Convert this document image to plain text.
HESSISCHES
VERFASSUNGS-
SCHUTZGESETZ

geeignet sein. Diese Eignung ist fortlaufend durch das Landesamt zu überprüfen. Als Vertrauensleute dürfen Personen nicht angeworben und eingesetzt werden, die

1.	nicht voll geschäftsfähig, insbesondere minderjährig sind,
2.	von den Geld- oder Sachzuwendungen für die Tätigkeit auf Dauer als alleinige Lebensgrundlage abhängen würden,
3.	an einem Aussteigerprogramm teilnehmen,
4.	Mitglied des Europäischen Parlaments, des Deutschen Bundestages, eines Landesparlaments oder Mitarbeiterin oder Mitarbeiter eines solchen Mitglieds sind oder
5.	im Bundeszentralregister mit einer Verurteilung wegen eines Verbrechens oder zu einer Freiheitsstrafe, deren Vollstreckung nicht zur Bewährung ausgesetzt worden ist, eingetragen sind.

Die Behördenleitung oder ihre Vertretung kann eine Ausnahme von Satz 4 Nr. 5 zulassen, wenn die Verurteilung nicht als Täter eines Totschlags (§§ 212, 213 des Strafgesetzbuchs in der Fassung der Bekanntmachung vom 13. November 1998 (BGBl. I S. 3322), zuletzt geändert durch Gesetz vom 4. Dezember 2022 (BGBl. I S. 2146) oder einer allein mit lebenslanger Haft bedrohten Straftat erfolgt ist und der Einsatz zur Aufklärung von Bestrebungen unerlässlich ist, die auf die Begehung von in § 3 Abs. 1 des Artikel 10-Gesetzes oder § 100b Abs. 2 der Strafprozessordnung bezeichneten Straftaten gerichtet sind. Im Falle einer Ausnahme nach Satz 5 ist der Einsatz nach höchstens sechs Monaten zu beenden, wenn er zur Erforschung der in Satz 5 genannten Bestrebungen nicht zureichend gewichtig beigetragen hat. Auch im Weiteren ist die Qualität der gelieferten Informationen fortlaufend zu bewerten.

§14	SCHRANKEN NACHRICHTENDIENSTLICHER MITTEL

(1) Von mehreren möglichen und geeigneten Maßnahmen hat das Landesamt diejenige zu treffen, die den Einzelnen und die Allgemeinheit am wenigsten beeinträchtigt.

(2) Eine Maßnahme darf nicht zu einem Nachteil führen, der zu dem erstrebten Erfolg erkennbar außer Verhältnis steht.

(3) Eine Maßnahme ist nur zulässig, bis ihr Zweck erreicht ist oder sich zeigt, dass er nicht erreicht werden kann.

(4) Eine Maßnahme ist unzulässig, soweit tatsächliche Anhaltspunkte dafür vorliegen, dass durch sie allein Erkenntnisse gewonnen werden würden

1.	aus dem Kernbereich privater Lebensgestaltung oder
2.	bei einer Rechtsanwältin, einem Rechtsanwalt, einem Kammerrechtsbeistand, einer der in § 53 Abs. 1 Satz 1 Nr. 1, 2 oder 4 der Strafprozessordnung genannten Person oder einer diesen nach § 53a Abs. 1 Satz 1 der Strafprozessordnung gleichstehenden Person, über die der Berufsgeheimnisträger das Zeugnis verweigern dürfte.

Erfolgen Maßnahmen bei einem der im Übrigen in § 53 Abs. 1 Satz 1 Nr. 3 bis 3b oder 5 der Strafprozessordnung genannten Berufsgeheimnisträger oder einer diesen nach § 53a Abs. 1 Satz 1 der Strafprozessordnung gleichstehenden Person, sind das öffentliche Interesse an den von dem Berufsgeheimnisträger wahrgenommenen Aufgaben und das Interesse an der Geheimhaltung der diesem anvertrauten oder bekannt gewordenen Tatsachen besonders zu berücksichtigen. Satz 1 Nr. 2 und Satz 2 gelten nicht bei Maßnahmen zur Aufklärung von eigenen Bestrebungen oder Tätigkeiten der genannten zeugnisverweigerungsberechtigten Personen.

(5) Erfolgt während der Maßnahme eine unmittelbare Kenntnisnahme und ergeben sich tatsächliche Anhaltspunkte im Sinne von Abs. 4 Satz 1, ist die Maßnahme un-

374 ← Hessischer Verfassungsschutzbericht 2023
☆ ☆ ☆ ☆
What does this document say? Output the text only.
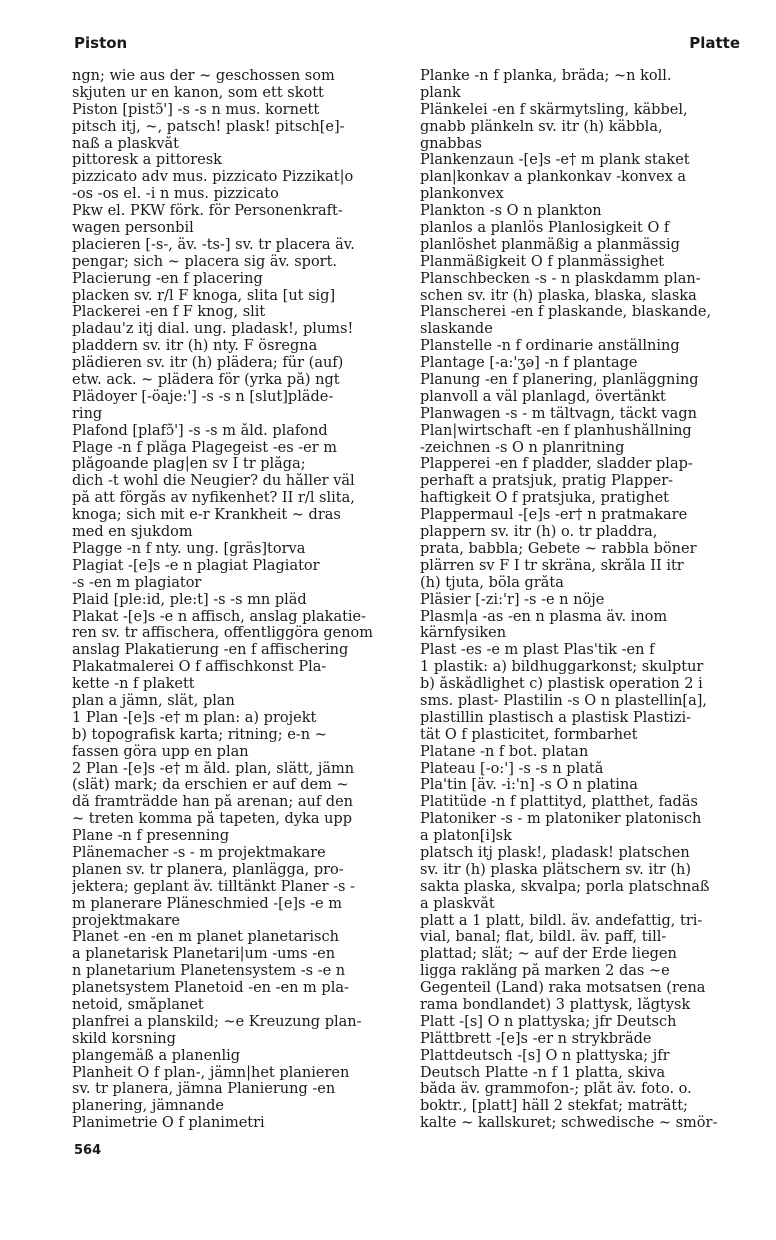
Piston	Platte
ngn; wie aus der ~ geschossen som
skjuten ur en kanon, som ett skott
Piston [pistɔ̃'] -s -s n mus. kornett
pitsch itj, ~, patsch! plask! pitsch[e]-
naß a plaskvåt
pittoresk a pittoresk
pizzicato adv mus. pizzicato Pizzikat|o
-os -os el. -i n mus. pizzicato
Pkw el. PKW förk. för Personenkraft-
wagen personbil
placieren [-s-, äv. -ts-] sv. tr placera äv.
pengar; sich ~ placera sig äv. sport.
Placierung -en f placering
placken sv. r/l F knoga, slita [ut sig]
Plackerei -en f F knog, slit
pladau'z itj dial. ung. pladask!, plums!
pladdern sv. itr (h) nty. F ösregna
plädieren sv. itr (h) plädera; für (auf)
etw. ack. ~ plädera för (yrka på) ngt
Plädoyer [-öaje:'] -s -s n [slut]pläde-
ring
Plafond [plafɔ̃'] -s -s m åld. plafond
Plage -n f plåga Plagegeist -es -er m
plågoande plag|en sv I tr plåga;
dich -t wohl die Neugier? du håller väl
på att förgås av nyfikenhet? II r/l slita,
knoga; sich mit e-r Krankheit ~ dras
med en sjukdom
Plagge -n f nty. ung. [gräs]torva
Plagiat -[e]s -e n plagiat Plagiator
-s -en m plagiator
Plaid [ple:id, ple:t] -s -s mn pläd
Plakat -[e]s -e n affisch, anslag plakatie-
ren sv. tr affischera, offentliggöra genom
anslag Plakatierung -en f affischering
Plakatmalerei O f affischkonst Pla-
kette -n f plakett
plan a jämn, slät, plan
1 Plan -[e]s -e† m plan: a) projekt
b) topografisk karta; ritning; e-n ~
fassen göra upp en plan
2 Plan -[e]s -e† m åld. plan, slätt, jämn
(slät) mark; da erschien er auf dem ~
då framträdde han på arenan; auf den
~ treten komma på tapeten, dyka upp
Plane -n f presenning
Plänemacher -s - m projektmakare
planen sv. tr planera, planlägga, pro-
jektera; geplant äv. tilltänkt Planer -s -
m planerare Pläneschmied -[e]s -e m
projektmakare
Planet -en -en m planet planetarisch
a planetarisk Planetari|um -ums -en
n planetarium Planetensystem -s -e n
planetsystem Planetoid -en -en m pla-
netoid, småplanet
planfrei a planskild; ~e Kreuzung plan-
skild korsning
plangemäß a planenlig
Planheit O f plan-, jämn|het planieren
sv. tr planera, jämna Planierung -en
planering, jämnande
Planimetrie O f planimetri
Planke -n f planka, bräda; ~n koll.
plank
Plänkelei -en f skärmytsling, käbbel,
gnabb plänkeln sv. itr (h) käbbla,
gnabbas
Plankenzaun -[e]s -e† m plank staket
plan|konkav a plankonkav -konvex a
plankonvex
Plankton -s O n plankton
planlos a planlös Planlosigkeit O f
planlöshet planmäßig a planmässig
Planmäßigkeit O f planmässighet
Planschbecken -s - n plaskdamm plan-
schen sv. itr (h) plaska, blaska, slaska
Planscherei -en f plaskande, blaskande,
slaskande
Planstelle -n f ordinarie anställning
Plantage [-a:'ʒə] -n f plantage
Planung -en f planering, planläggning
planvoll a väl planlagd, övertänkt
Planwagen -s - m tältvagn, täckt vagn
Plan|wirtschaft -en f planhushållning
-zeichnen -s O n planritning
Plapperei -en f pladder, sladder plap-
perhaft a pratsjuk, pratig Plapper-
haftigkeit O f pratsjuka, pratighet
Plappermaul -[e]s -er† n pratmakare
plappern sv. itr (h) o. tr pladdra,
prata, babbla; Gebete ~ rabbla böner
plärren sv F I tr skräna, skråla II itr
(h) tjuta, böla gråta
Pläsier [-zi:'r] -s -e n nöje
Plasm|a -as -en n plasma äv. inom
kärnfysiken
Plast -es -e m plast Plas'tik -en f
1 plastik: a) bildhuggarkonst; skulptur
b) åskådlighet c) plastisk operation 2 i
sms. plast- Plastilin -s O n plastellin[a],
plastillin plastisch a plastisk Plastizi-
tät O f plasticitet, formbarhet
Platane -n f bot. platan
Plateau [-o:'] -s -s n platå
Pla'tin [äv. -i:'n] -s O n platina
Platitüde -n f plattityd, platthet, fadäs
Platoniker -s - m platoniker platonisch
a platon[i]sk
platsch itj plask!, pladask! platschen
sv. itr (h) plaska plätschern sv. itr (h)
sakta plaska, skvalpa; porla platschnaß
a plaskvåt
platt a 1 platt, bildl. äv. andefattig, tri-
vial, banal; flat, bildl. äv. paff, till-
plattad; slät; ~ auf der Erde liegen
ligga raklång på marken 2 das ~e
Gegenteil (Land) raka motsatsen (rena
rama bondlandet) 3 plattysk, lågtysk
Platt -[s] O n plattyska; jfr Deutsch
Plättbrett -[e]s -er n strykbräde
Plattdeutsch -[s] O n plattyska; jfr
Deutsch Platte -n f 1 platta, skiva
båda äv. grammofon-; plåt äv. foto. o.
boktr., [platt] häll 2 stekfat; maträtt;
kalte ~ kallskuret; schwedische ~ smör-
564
☆ ☆ ☆ ☆
TASK TO COMPLETE: Copy each line of the listing that includes "Piston".

EXPECTED ANSWER:
Piston	Platte
Piston [pistɔ̃'] -s -s n mus. kornett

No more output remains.